● TASK DETAILS:
All of the entries need to be written out again, exactly as they are.

● GIVEN DATA:
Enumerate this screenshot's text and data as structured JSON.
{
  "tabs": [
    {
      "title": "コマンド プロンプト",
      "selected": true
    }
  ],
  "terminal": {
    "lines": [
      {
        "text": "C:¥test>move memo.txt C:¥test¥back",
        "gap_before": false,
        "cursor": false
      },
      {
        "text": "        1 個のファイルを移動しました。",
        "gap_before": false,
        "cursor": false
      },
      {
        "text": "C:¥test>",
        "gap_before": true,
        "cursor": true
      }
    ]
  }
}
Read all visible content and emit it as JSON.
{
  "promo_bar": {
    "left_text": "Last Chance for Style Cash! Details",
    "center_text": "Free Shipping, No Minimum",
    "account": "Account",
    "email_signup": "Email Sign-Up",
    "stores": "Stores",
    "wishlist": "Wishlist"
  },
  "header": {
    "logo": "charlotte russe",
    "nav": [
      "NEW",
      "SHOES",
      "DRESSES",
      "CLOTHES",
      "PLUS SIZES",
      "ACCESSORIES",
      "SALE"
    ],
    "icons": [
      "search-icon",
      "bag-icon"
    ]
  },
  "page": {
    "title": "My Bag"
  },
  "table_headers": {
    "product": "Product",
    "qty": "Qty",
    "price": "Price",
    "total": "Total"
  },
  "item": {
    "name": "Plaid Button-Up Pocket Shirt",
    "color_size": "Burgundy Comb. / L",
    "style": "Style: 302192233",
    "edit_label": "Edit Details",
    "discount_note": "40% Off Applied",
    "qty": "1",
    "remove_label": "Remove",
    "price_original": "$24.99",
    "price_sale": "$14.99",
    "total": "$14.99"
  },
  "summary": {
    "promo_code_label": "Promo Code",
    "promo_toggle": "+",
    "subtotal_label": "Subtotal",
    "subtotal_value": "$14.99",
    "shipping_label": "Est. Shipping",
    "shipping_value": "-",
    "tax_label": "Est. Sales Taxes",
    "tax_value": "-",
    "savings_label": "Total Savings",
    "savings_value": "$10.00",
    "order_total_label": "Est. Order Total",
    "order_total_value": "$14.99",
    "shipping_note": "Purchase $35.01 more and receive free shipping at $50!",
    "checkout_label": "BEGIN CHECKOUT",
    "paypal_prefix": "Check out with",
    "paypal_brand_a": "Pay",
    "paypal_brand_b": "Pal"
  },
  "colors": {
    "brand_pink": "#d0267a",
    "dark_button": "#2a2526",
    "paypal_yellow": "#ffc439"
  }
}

● SOLUTION:
Enumerate this screenshot's text and data as structured JSON.
{
  "tabs": [
    {
      "title": "コマンド プロンプト",
      "selected": true
    }
  ],
  "terminal": {
    "lines": [
      {
        "text": "C:¥test>move memo.txt C:¥test¥back",
        "gap_before": false,
        "cursor": false
      },
      {
        "text": "        1 個のファイルを移動しました。",
        "gap_before": false,
        "cursor": false
      },
      {
        "text": "C:¥test>",
        "gap_before": true,
        "cursor": true
      }
    ]
  }
}
Read all visible content and emit it as JSON.
{
  "promo_bar": {
    "left_text": "Last Chance for Style Cash! Details",
    "center_text": "Free Shipping, No Minimum",
    "account": "Account",
    "email_signup": "Email Sign-Up",
    "stores": "Stores",
    "wishlist": "Wishlist"
  },
  "header": {
    "logo": "charlotte russe",
    "nav": [
      "NEW",
      "SHOES",
      "DRESSES",
      "CLOTHES",
      "PLUS SIZES",
      "ACCESSORIES",
      "SALE"
    ],
    "icons": [
      "search-icon",
      "bag-icon"
    ]
  },
  "page": {
    "title": "My Bag"
  },
  "table_headers": {
    "product": "Product",
    "qty": "Qty",
    "price": "Price",
    "total": "Total"
  },
  "item": {
    "name": "Plaid Button-Up Pocket Shirt",
    "color_size": "Burgundy Comb. / L",
    "style": "Style: 302192233",
    "edit_label": "Edit Details",
    "discount_note": "40% Off Applied",
    "qty": "1",
    "remove_label": "Remove",
    "price_original": "$24.99",
    "price_sale": "$14.99",
    "total": "$14.99"
  },
  "summary": {
    "promo_code_label": "Promo Code",
    "promo_toggle": "+",
    "subtotal_label": "Subtotal",
    "subtotal_value": "$14.99",
    "shipping_label": "Est. Shipping",
    "shipping_value": "-",
    "tax_label": "Est. Sales Taxes",
    "tax_value": "-",
    "savings_label": "Total Savings",
    "savings_value": "$10.00",
    "order_total_label": "Est. Order Total",
    "order_total_value": "$14.99",
    "shipping_note": "Purchase $35.01 more and receive free shipping at $50!",
    "checkout_label": "BEGIN CHECKOUT",
    "paypal_prefix": "Check out with",
    "paypal_brand_a": "Pay",
    "paypal_brand_b": "Pal"
  },
  "colors": {
    "brand_pink": "#d0267a",
    "dark_button": "#2a2526",
    "paypal_yellow": "#ffc439"
  }
}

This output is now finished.